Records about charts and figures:
══════════════════════════════

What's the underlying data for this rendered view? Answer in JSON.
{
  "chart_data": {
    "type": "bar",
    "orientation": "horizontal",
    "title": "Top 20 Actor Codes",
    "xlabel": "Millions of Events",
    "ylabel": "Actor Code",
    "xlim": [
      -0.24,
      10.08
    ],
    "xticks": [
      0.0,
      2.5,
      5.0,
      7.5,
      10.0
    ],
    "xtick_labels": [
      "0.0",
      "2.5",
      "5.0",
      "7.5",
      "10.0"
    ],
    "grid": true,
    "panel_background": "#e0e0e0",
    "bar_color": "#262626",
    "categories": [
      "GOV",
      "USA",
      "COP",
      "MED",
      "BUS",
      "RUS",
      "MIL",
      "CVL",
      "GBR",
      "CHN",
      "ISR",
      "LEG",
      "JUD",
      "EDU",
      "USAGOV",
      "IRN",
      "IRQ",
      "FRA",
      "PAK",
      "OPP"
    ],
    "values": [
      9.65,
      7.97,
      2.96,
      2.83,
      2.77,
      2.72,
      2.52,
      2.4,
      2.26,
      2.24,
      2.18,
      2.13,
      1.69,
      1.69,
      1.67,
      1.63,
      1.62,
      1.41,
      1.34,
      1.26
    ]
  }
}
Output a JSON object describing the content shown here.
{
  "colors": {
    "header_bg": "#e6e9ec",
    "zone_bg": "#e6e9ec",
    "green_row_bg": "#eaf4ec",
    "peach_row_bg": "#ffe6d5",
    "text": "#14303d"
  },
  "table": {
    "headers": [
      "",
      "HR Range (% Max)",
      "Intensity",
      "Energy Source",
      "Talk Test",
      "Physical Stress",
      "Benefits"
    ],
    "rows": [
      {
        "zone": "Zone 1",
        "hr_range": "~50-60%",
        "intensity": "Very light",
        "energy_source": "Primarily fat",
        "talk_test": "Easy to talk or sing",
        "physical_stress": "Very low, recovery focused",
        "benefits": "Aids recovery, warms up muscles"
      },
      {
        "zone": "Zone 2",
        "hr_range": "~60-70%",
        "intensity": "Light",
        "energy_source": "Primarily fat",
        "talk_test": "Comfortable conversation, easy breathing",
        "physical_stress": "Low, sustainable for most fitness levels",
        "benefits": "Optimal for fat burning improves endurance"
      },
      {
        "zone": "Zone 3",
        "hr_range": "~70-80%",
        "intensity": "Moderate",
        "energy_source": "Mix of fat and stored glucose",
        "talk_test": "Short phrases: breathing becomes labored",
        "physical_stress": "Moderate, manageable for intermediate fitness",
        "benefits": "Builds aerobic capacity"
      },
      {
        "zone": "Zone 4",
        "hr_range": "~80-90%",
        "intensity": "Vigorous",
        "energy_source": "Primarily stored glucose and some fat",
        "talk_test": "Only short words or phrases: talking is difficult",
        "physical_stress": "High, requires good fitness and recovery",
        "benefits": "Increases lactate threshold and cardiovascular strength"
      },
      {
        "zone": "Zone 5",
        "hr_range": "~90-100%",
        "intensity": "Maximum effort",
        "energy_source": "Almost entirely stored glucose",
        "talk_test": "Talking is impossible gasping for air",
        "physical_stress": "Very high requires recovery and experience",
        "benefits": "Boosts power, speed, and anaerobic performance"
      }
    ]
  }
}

══════════════════════════════

Problem: Go through the data above and find the lines with the word "JSON". Copy each of those lines.

Exercise result:
What's the underlying data for this rendered view? Answer in JSON.
Output a JSON object describing the content shown here.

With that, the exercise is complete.